■ Work required:
Find every line with the string "persons" in it, count them, and reply with that count only.
--- Begin Record set ---
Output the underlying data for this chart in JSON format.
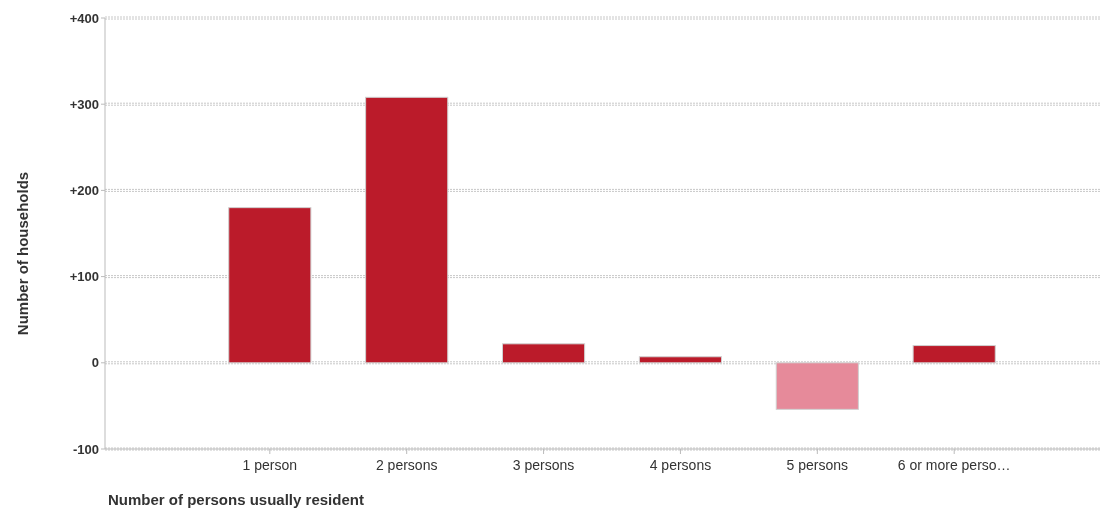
{
  "chart_data": {
    "type": "bar",
    "xlabel": "Number of persons usually resident",
    "ylabel": "Number of households",
    "categories": [
      "1 person",
      "2 persons",
      "3 persons",
      "4 persons",
      "5 persons",
      "6 or more perso…"
    ],
    "values": [
      180,
      308,
      22,
      7,
      -54,
      20
    ],
    "colors": [
      "#bb1b2a",
      "#bb1b2a",
      "#bb1b2a",
      "#bb1b2a",
      "#e68a9a",
      "#bb1b2a"
    ],
    "ylim": [
      -100,
      400
    ],
    "yticks": [
      {
        "value": -100,
        "label": "-100"
      },
      0,
      {
        "value": 100,
        "label": "+100"
      },
      {
        "value": 200,
        "label": "+200"
      },
      {
        "value": 300,
        "label": "+300"
      },
      {
        "value": 400,
        "label": "+400"
      }
    ],
    "grid": "y"
  }
}
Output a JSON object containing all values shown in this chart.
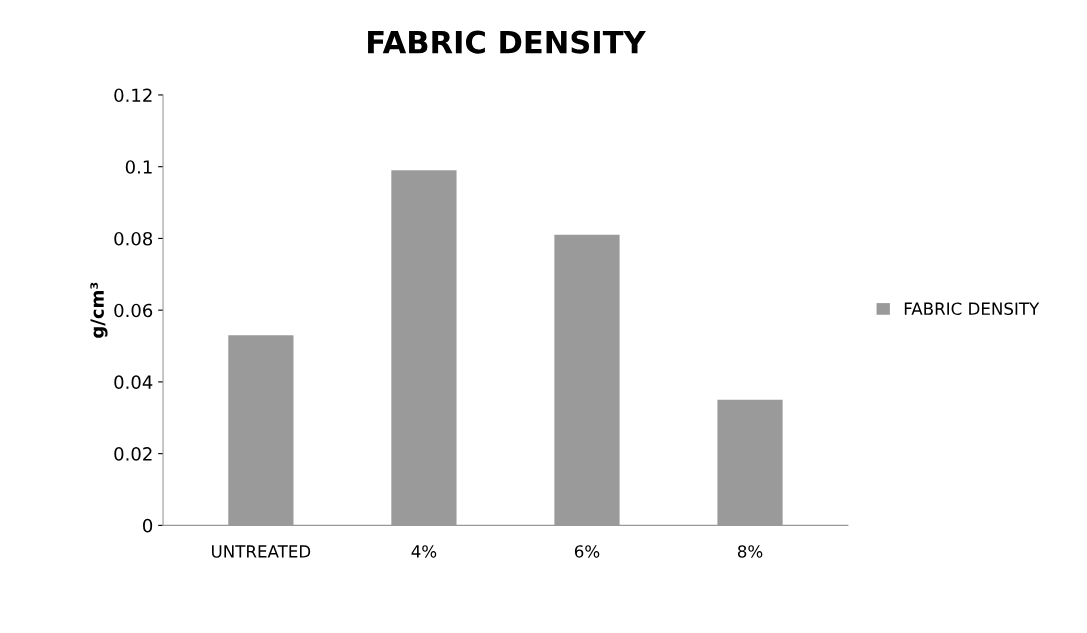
--- End Record set ---
■ Answer to the exercise:
5